[Task details] Answer with a single number: the count of lines that include the string "from".

[Stored rows]
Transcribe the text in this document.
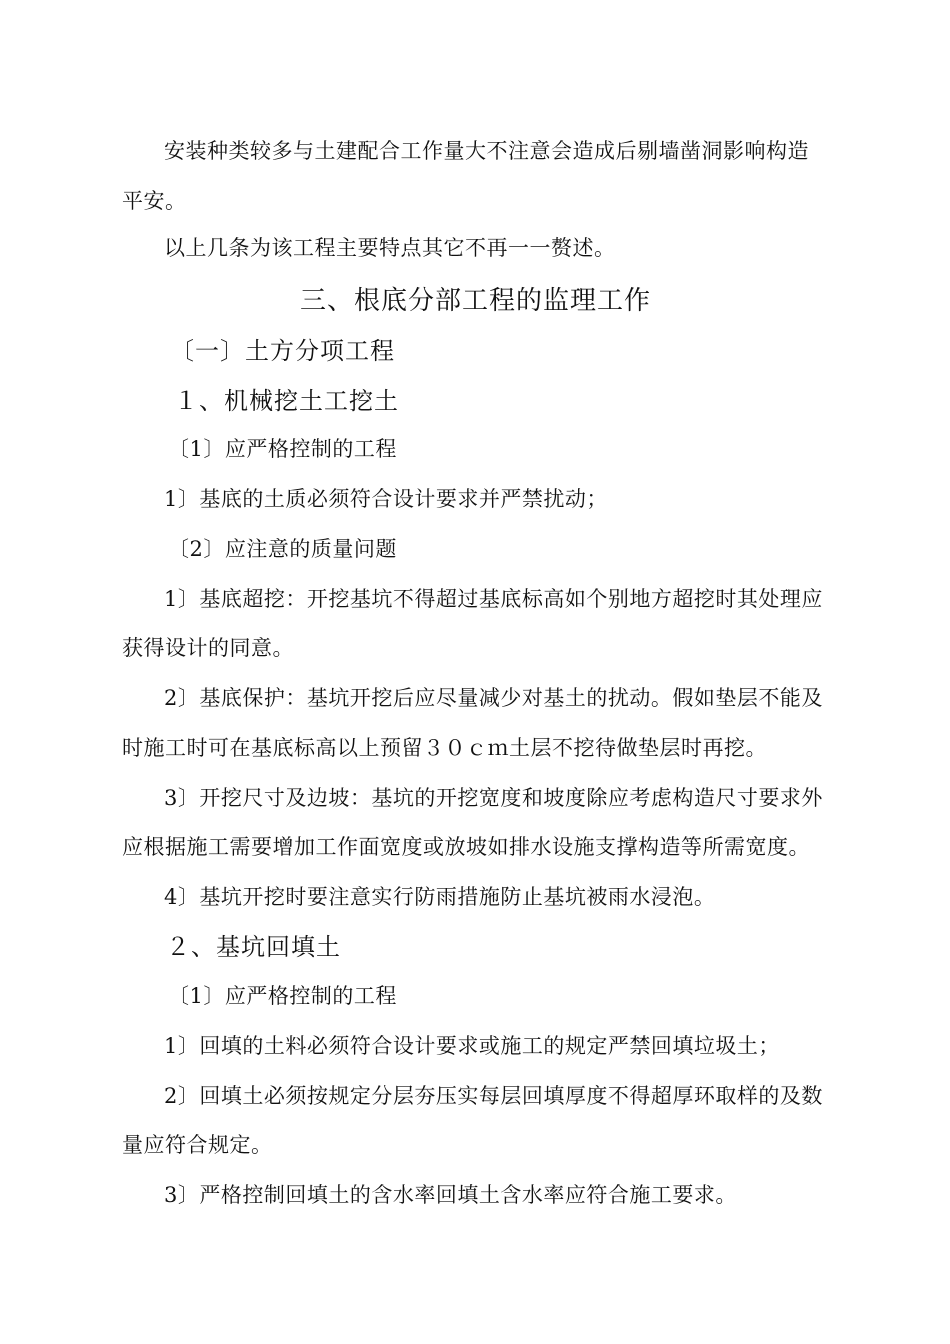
安装种类较多与土建配合工作量大不注意会造成后剔墙凿洞影响构造
平安。
以上几条为该工程主要特点其它不再一一赘述。
三、根底分部工程的监理工作
〔一〕土方分项工程
１、机械挖土工挖土
〔1〕应严格控制的工程
1〕基底的土质必须符合设计要求并严禁扰动；
〔2〕应注意的质量问题
1〕基底超挖：开挖基坑不得超过基底标高如个别地方超挖时其处理应
获得设计的同意。
2〕基底保护：基坑开挖后应尽量减少对基土的扰动。假如垫层不能及
时施工时可在基底标高以上预留３０ｃｍ土层不挖待做垫层时再挖。
3〕开挖尺寸及边坡：基坑的开挖宽度和坡度除应考虑构造尺寸要求外
应根据施工需要增加工作面宽度或放坡如排水设施支撑构造等所需宽度。
4〕基坑开挖时要注意实行防雨措施防止基坑被雨水浸泡。
２、基坑回填土
〔1〕应严格控制的工程
1〕回填的土料必须符合设计要求或施工的规定严禁回填垃圾土；
2〕回填土必须按规定分层夯压实每层回填厚度不得超厚环取样的及数
量应符合规定。
3〕严格控制回填土的含水率回填土含水率应符合施工要求。
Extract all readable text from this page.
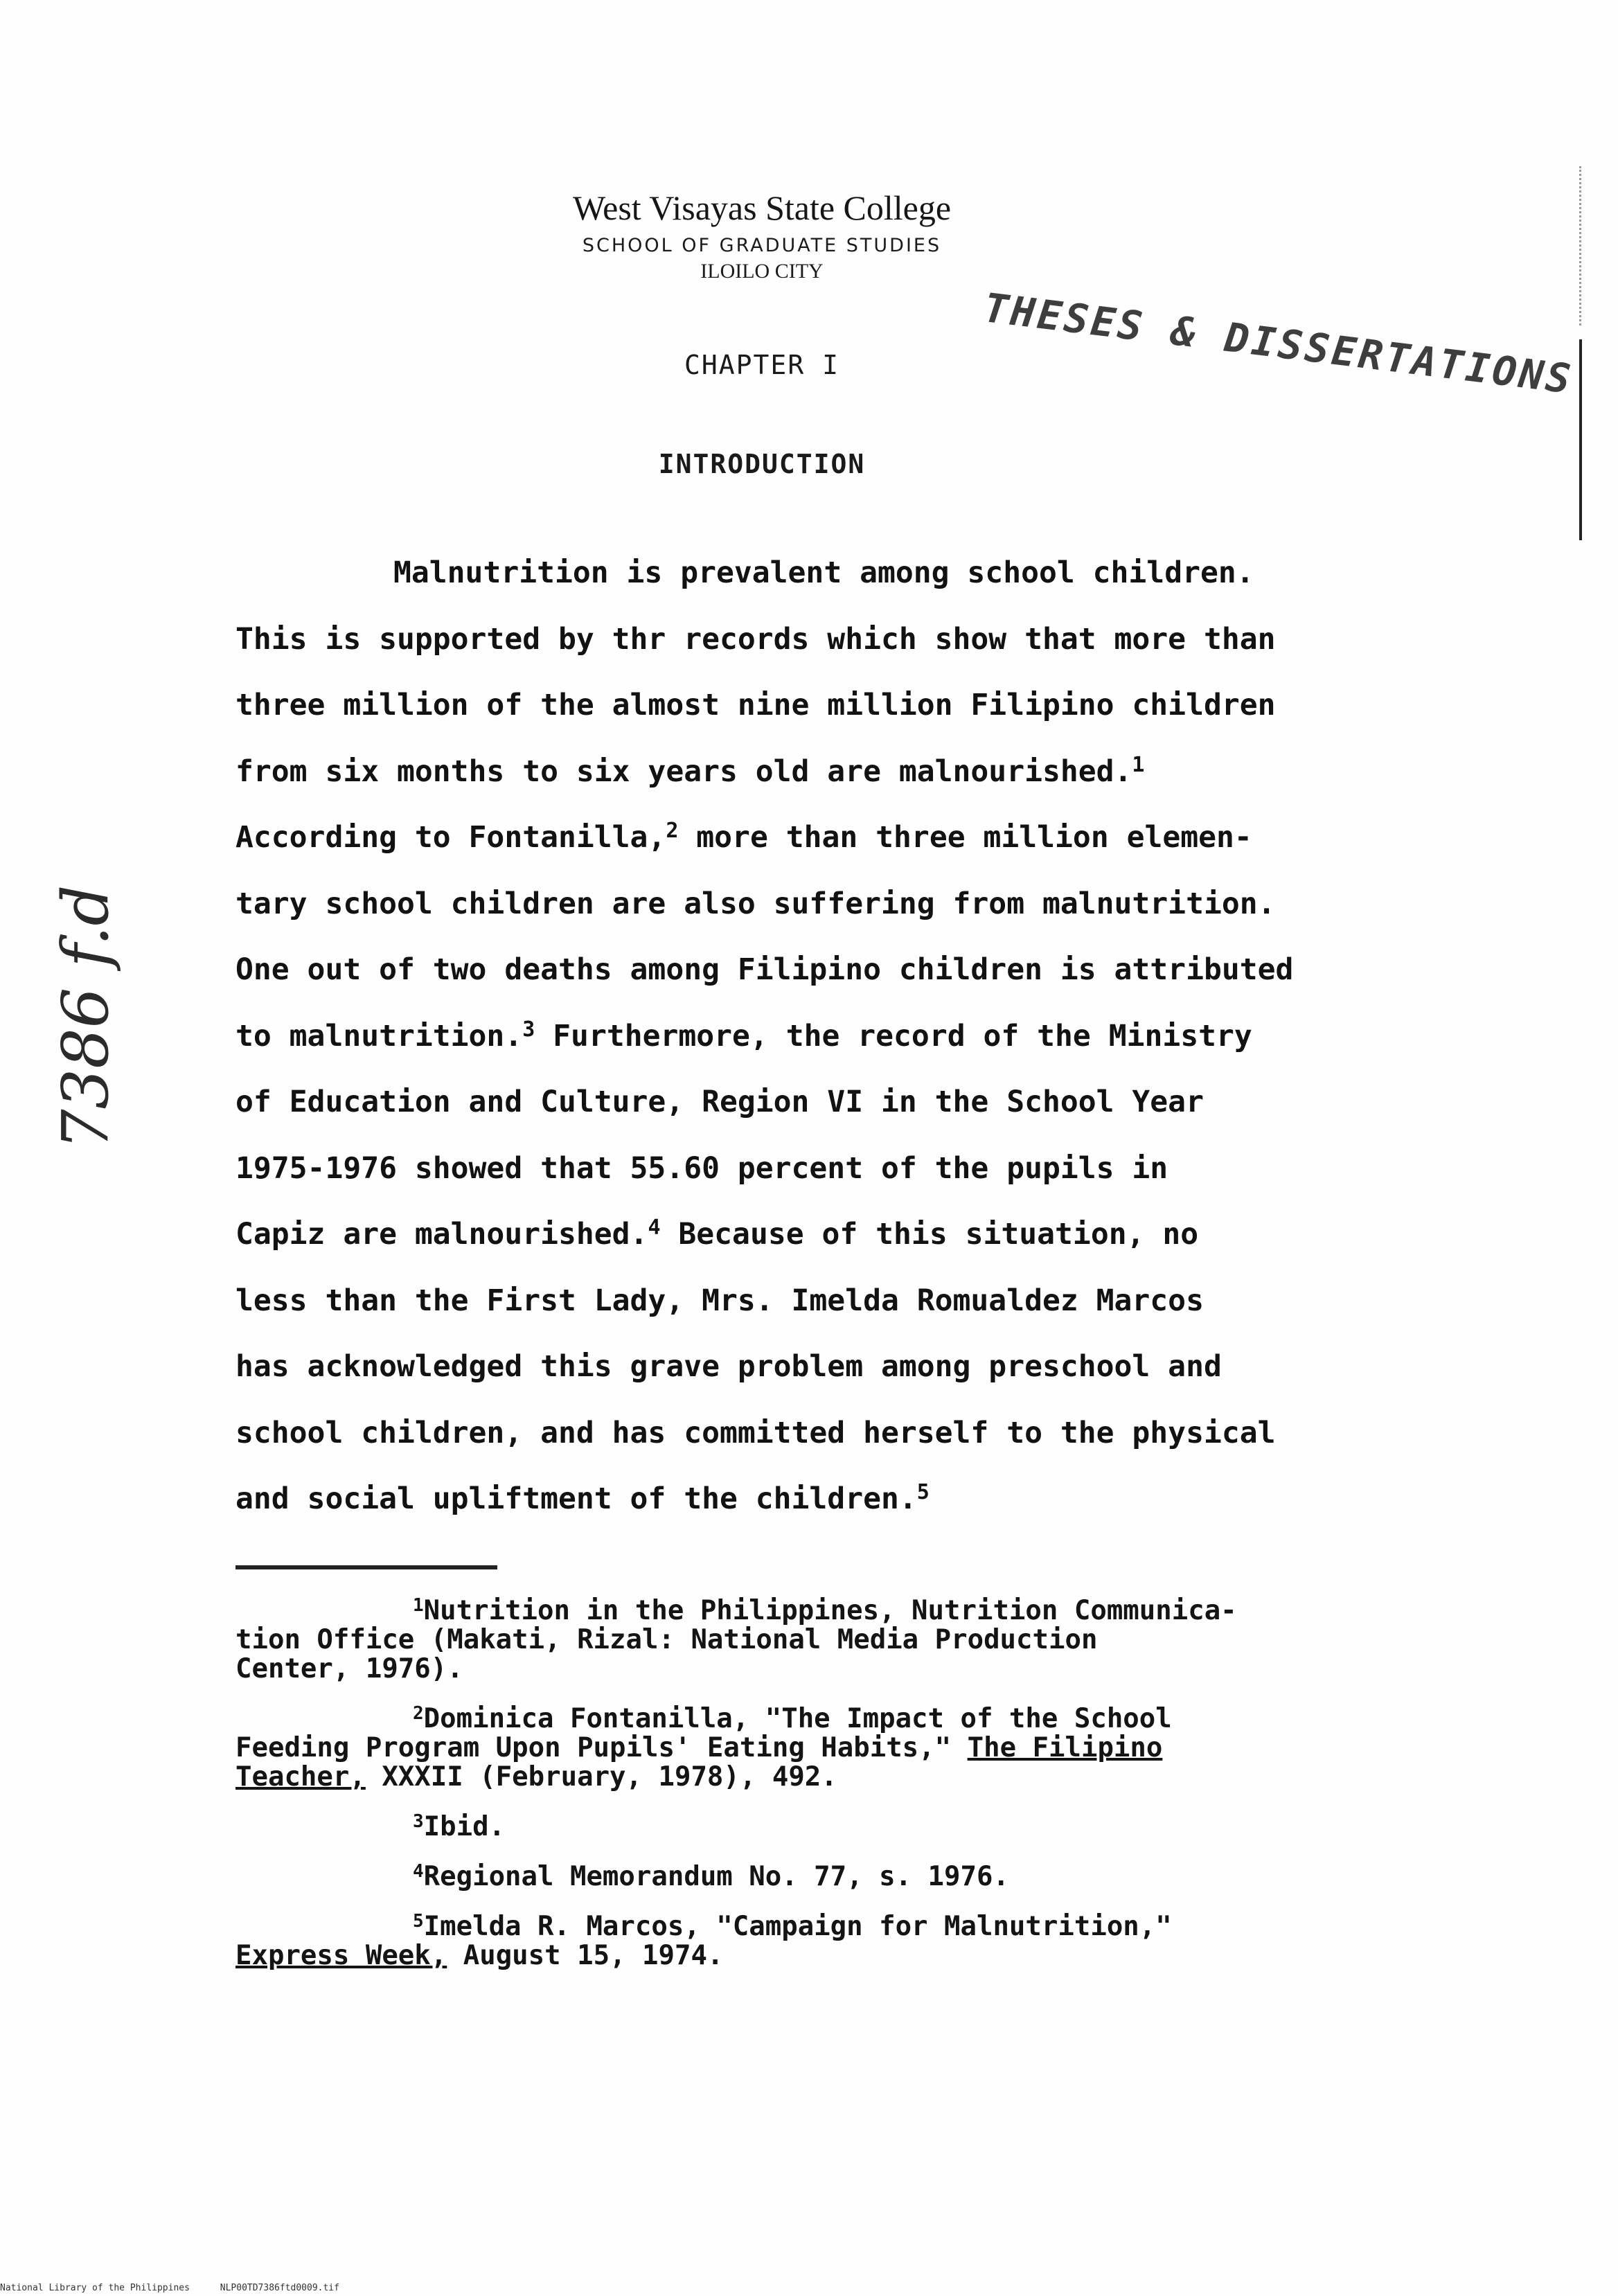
West Visayas State College
SCHOOL OF GRADUATE STUDIES
ILOILO CITY
THESES & DISSERTATIONS
7386 f.d
CHAPTER I
INTRODUCTION
Malnutrition is prevalent among school children.
This is supported by thr records which show that more than
three million of the almost nine million Filipino children
from six months to six years old are malnourished.$^1$
According to Fontanilla,$^2$ more than three million elemen-
tary school children are also suffering from malnutrition.
One out of two deaths among Filipino children is attributed
to malnutrition.$^3$ Furthermore, the record of the Ministry
of Education and Culture, Region VI in the School Year
1975-1976 showed that 55.60 percent of the pupils in
Capiz are malnourished.$^4$ Because of this situation, no
less than the First Lady, Mrs. Imelda Romualdez Marcos
has acknowledged this grave problem among preschool and
school children, and has committed herself to the physical
and social upliftment of the children.$^5$
$^1$Nutrition in the Philippines, Nutrition Communica-
tion Office (Makati, Rizal: National Media Production
Center, 1976).
$^2$Dominica Fontanilla, "The Impact of the School
Feeding Program Upon Pupils' Eating Habits," The Filipino
Teacher, XXXII (February, 1978), 492.
$^3$Ibid.
$^4$Regional Memorandum No. 77, s. 1976.
$^5$Imelda R. Marcos, "Campaign for Malnutrition,"
Express Week, August 15, 1974.
National Library of the Philippines	NLP00TD7386ftd0009.tif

[Response for this exercise] 3